## [Do this]
Wherever the string "ylabel" appears in a line, extract that line.

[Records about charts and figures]

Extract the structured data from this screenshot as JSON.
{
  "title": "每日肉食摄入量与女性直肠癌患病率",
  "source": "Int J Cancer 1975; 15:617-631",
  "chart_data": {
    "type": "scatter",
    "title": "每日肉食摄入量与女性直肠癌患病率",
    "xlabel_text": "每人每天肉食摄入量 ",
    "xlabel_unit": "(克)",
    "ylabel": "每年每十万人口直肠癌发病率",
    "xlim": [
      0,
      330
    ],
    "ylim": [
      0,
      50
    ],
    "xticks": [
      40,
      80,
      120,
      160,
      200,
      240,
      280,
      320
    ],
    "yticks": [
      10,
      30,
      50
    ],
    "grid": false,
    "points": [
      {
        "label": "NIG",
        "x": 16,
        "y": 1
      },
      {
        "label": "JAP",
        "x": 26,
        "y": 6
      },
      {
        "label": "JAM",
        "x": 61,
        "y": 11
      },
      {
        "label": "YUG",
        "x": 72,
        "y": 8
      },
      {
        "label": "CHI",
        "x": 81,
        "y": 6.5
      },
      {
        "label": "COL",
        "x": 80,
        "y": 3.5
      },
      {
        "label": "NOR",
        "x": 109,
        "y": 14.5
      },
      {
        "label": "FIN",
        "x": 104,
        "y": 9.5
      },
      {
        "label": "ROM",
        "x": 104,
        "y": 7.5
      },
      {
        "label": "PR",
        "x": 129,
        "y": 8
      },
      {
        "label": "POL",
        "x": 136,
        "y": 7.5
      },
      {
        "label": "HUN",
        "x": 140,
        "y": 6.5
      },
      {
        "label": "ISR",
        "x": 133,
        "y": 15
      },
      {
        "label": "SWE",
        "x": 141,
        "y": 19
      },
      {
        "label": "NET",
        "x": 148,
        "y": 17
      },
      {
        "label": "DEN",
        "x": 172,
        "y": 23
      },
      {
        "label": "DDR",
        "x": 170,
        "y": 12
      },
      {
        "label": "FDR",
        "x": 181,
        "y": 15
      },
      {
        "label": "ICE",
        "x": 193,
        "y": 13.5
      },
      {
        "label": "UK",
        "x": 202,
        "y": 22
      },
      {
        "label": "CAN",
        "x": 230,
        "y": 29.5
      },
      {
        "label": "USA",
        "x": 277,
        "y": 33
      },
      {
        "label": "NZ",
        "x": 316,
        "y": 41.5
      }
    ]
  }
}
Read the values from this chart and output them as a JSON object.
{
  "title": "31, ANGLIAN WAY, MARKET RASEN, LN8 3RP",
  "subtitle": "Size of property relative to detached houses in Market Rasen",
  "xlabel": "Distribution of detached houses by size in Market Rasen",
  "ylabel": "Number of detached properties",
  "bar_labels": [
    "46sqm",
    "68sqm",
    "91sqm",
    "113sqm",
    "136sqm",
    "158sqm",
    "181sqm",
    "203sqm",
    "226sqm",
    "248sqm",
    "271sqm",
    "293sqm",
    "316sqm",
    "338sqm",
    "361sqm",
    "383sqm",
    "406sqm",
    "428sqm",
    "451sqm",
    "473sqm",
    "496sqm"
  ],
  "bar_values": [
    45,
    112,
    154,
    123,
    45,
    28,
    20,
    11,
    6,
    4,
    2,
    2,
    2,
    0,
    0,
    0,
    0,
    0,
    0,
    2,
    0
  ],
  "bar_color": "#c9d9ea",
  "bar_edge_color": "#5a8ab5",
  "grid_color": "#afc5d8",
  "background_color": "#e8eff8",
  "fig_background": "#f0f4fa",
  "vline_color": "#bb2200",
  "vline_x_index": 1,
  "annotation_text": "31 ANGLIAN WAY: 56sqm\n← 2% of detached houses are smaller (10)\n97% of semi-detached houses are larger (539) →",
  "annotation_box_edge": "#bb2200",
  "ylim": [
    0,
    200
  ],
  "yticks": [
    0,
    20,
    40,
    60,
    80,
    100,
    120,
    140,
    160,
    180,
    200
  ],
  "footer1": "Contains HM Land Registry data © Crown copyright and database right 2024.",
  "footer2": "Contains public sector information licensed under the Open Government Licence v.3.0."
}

--

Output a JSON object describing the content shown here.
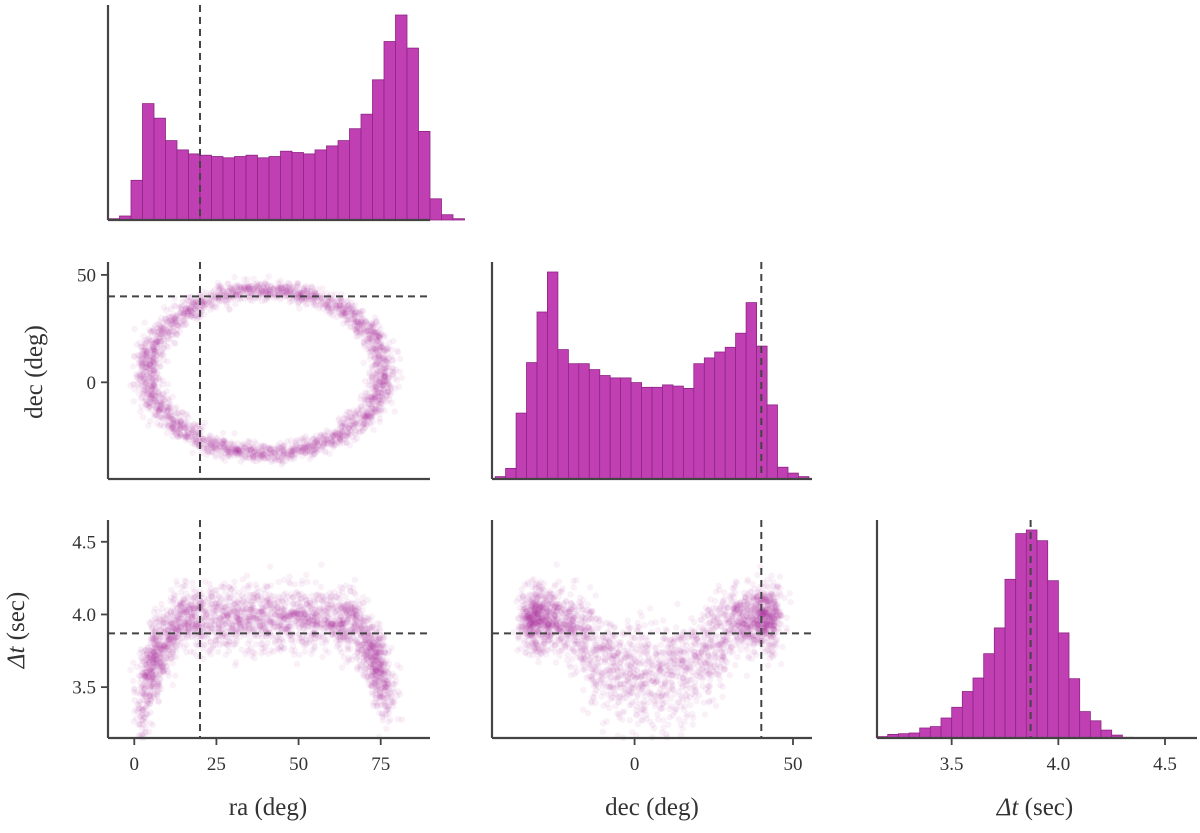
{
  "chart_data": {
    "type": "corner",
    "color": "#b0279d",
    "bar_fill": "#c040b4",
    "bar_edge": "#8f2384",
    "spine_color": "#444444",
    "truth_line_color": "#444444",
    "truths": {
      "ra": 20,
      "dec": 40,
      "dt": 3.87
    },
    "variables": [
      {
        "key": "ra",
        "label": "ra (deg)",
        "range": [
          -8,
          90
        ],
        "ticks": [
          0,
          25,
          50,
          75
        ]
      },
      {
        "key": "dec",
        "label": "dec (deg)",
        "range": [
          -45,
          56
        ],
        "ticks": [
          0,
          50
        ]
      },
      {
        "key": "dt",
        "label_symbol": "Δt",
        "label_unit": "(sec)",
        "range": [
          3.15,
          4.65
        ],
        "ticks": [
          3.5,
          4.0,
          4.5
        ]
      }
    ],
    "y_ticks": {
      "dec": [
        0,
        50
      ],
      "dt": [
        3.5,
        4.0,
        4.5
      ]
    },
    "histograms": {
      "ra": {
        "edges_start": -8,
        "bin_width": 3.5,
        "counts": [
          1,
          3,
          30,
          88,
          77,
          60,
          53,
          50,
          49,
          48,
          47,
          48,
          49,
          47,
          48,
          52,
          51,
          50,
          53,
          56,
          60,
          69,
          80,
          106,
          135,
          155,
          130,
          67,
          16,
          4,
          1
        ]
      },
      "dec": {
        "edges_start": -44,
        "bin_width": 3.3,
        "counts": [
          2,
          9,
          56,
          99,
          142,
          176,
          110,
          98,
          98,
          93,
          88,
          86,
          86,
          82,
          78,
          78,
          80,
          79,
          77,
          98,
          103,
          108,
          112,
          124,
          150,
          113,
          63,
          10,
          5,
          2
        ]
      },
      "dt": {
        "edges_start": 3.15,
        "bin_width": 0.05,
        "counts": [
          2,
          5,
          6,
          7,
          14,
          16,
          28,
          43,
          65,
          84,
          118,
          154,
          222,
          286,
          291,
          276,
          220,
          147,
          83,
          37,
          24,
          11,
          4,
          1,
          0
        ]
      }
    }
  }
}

...

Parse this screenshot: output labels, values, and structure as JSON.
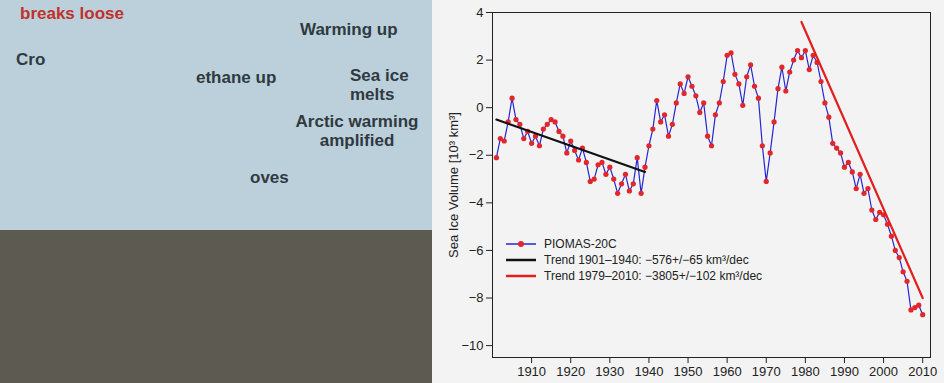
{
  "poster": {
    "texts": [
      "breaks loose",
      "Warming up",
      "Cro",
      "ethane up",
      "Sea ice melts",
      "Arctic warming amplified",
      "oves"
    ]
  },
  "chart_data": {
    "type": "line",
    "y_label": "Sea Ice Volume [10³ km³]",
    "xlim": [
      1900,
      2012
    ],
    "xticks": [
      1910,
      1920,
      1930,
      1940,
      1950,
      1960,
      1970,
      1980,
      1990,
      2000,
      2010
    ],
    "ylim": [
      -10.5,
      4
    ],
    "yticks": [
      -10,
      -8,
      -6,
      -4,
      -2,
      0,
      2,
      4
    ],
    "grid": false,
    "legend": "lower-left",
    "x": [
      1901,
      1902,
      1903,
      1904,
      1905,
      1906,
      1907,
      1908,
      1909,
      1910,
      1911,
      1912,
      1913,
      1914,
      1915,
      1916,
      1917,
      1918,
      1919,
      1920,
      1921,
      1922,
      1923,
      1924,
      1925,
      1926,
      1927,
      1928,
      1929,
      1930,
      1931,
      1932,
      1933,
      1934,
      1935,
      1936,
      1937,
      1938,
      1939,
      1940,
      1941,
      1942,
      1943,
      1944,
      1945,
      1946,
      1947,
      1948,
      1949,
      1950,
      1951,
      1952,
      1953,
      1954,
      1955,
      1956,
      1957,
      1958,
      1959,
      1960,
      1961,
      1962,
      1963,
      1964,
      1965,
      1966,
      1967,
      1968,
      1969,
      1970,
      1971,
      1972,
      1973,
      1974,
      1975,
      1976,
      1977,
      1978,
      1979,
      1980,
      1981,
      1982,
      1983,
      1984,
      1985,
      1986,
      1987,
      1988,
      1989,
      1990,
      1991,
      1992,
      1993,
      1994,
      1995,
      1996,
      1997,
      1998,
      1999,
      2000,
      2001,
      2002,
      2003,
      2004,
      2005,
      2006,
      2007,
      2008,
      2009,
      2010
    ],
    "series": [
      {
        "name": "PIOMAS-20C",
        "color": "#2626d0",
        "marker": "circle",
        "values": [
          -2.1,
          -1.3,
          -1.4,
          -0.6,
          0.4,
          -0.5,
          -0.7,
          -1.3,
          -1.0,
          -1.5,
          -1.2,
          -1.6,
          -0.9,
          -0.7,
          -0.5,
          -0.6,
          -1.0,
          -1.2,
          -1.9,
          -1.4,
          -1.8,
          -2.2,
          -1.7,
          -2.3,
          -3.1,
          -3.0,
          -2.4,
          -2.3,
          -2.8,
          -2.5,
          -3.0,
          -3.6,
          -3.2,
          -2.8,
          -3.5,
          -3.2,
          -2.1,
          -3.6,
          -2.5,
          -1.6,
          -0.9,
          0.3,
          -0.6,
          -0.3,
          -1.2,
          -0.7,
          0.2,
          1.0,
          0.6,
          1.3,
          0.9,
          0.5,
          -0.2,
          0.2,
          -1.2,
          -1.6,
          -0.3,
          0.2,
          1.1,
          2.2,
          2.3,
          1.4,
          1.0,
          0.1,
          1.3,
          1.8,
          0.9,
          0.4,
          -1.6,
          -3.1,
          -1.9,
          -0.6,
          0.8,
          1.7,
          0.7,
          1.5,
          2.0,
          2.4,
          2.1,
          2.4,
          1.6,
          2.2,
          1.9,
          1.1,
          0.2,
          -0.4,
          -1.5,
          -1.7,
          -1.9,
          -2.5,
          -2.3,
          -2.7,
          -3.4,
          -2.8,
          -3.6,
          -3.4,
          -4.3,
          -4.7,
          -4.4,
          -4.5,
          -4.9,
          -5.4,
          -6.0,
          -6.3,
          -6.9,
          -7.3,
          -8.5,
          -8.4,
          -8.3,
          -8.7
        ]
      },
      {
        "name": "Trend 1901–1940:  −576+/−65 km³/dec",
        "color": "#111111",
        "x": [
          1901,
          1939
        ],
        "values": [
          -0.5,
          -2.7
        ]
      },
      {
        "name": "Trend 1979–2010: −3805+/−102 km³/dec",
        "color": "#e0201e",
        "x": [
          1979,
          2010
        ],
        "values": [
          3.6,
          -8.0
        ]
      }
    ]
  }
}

## [Result of the exercise]
    "ylabel": "每年每十万人口直肠癌发病率",
  "ylabel": "Number of detached properties",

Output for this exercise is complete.